Figure data in JSON
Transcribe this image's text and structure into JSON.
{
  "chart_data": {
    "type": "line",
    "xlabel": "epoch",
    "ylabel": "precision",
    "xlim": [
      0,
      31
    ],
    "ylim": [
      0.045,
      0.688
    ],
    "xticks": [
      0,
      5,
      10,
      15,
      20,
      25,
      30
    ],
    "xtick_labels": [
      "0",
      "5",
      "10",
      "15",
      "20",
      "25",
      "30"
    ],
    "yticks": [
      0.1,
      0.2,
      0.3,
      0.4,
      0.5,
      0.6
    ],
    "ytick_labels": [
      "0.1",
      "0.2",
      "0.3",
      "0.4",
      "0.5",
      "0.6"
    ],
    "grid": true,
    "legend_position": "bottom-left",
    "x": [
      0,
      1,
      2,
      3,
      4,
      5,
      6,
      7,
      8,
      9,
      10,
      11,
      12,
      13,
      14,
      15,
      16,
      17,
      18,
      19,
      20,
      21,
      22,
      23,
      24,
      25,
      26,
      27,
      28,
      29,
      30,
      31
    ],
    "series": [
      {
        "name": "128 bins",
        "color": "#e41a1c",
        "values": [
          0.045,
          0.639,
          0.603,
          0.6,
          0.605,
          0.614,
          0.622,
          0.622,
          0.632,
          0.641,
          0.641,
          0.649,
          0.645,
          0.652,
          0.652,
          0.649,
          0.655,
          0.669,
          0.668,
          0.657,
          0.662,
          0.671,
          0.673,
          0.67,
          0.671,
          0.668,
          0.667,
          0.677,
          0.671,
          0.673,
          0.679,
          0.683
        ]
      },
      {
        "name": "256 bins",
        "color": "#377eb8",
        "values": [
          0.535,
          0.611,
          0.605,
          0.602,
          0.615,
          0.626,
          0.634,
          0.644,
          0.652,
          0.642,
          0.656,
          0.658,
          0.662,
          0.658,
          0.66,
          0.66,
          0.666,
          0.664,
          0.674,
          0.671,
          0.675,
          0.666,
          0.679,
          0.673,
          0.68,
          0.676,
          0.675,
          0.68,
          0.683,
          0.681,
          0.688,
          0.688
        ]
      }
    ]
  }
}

§ Your objective:
Print the material once more, exactly.

§ Output for this exercise:
Transcribe this image's text and structure into JSON.
{
  "chart_data": {
    "type": "line",
    "xlabel": "epoch",
    "ylabel": "precision",
    "xlim": [
      0,
      31
    ],
    "ylim": [
      0.045,
      0.688
    ],
    "xticks": [
      0,
      5,
      10,
      15,
      20,
      25,
      30
    ],
    "xtick_labels": [
      "0",
      "5",
      "10",
      "15",
      "20",
      "25",
      "30"
    ],
    "yticks": [
      0.1,
      0.2,
      0.3,
      0.4,
      0.5,
      0.6
    ],
    "ytick_labels": [
      "0.1",
      "0.2",
      "0.3",
      "0.4",
      "0.5",
      "0.6"
    ],
    "grid": true,
    "legend_position": "bottom-left",
    "x": [
      0,
      1,
      2,
      3,
      4,
      5,
      6,
      7,
      8,
      9,
      10,
      11,
      12,
      13,
      14,
      15,
      16,
      17,
      18,
      19,
      20,
      21,
      22,
      23,
      24,
      25,
      26,
      27,
      28,
      29,
      30,
      31
    ],
    "series": [
      {
        "name": "128 bins",
        "color": "#e41a1c",
        "values": [
          0.045,
          0.639,
          0.603,
          0.6,
          0.605,
          0.614,
          0.622,
          0.622,
          0.632,
          0.641,
          0.641,
          0.649,
          0.645,
          0.652,
          0.652,
          0.649,
          0.655,
          0.669,
          0.668,
          0.657,
          0.662,
          0.671,
          0.673,
          0.67,
          0.671,
          0.668,
          0.667,
          0.677,
          0.671,
          0.673,
          0.679,
          0.683
        ]
      },
      {
        "name": "256 bins",
        "color": "#377eb8",
        "values": [
          0.535,
          0.611,
          0.605,
          0.602,
          0.615,
          0.626,
          0.634,
          0.644,
          0.652,
          0.642,
          0.656,
          0.658,
          0.662,
          0.658,
          0.66,
          0.66,
          0.666,
          0.664,
          0.674,
          0.671,
          0.675,
          0.666,
          0.679,
          0.673,
          0.68,
          0.676,
          0.675,
          0.68,
          0.683,
          0.681,
          0.688,
          0.688
        ]
      }
    ]
  }
}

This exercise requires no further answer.